### Brief
Output every line of the data exactly as it appears.
--- Begin Data excerpts ---
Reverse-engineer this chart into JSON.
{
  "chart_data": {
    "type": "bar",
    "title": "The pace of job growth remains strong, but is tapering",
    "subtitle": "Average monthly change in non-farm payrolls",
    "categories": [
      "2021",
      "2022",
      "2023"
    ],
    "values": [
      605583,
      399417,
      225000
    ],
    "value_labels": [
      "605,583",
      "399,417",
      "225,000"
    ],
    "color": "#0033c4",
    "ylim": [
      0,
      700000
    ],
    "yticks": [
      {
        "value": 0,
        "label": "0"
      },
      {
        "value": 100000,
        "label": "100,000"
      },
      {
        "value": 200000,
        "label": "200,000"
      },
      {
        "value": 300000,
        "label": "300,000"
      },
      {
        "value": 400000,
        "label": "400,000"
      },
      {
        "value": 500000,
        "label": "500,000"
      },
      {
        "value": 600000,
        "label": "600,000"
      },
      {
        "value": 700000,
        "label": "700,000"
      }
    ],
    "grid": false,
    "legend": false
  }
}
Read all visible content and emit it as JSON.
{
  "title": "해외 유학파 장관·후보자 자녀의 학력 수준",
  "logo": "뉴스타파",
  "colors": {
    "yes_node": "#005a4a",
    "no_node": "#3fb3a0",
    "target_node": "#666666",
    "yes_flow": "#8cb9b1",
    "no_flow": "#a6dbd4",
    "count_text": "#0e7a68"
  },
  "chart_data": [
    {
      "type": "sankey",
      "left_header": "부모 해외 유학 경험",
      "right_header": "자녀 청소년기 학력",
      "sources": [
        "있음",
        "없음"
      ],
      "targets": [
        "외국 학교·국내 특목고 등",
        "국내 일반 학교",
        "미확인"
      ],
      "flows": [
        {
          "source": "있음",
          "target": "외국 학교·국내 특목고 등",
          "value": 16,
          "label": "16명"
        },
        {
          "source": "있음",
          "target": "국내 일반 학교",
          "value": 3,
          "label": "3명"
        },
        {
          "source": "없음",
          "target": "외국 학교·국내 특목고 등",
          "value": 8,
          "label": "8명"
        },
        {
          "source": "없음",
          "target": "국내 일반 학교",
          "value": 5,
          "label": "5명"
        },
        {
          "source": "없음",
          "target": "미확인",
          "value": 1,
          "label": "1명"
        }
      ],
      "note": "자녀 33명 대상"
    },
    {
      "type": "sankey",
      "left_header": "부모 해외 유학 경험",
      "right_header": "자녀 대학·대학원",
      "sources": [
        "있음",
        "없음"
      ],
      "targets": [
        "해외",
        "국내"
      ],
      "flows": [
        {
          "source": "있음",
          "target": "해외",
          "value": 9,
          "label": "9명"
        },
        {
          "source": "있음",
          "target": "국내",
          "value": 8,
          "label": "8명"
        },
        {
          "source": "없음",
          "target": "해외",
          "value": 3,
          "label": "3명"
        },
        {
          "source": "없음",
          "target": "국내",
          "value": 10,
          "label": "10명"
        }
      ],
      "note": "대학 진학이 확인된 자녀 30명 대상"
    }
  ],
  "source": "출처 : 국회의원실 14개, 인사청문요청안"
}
--- End Data excerpts ---
### Response
Reverse-engineer this chart into JSON.
{
  "chart_data": {
    "type": "bar",
    "title": "The pace of job growth remains strong, but is tapering",
    "subtitle": "Average monthly change in non-farm payrolls",
    "categories": [
      "2021",
      "2022",
      "2023"
    ],
    "values": [
      605583,
      399417,
      225000
    ],
    "value_labels": [
      "605,583",
      "399,417",
      "225,000"
    ],
    "color": "#0033c4",
    "ylim": [
      0,
      700000
    ],
    "yticks": [
      {
        "value": 0,
        "label": "0"
      },
      {
        "value": 100000,
        "label": "100,000"
      },
      {
        "value": 200000,
        "label": "200,000"
      },
      {
        "value": 300000,
        "label": "300,000"
      },
      {
        "value": 400000,
        "label": "400,000"
      },
      {
        "value": 500000,
        "label": "500,000"
      },
      {
        "value": 600000,
        "label": "600,000"
      },
      {
        "value": 700000,
        "label": "700,000"
      }
    ],
    "grid": false,
    "legend": false
  }
}
Read all visible content and emit it as JSON.
{
  "title": "해외 유학파 장관·후보자 자녀의 학력 수준",
  "logo": "뉴스타파",
  "colors": {
    "yes_node": "#005a4a",
    "no_node": "#3fb3a0",
    "target_node": "#666666",
    "yes_flow": "#8cb9b1",
    "no_flow": "#a6dbd4",
    "count_text": "#0e7a68"
  },
  "chart_data": [
    {
      "type": "sankey",
      "left_header": "부모 해외 유학 경험",
      "right_header": "자녀 청소년기 학력",
      "sources": [
        "있음",
        "없음"
      ],
      "targets": [
        "외국 학교·국내 특목고 등",
        "국내 일반 학교",
        "미확인"
      ],
      "flows": [
        {
          "source": "있음",
          "target": "외국 학교·국내 특목고 등",
          "value": 16,
          "label": "16명"
        },
        {
          "source": "있음",
          "target": "국내 일반 학교",
          "value": 3,
          "label": "3명"
        },
        {
          "source": "없음",
          "target": "외국 학교·국내 특목고 등",
          "value": 8,
          "label": "8명"
        },
        {
          "source": "없음",
          "target": "국내 일반 학교",
          "value": 5,
          "label": "5명"
        },
        {
          "source": "없음",
          "target": "미확인",
          "value": 1,
          "label": "1명"
        }
      ],
      "note": "자녀 33명 대상"
    },
    {
      "type": "sankey",
      "left_header": "부모 해외 유학 경험",
      "right_header": "자녀 대학·대학원",
      "sources": [
        "있음",
        "없음"
      ],
      "targets": [
        "해외",
        "국내"
      ],
      "flows": [
        {
          "source": "있음",
          "target": "해외",
          "value": 9,
          "label": "9명"
        },
        {
          "source": "있음",
          "target": "국내",
          "value": 8,
          "label": "8명"
        },
        {
          "source": "없음",
          "target": "해외",
          "value": 3,
          "label": "3명"
        },
        {
          "source": "없음",
          "target": "국내",
          "value": 10,
          "label": "10명"
        }
      ],
      "note": "대학 진학이 확인된 자녀 30명 대상"
    }
  ],
  "source": "출처 : 국회의원실 14개, 인사청문요청안"
}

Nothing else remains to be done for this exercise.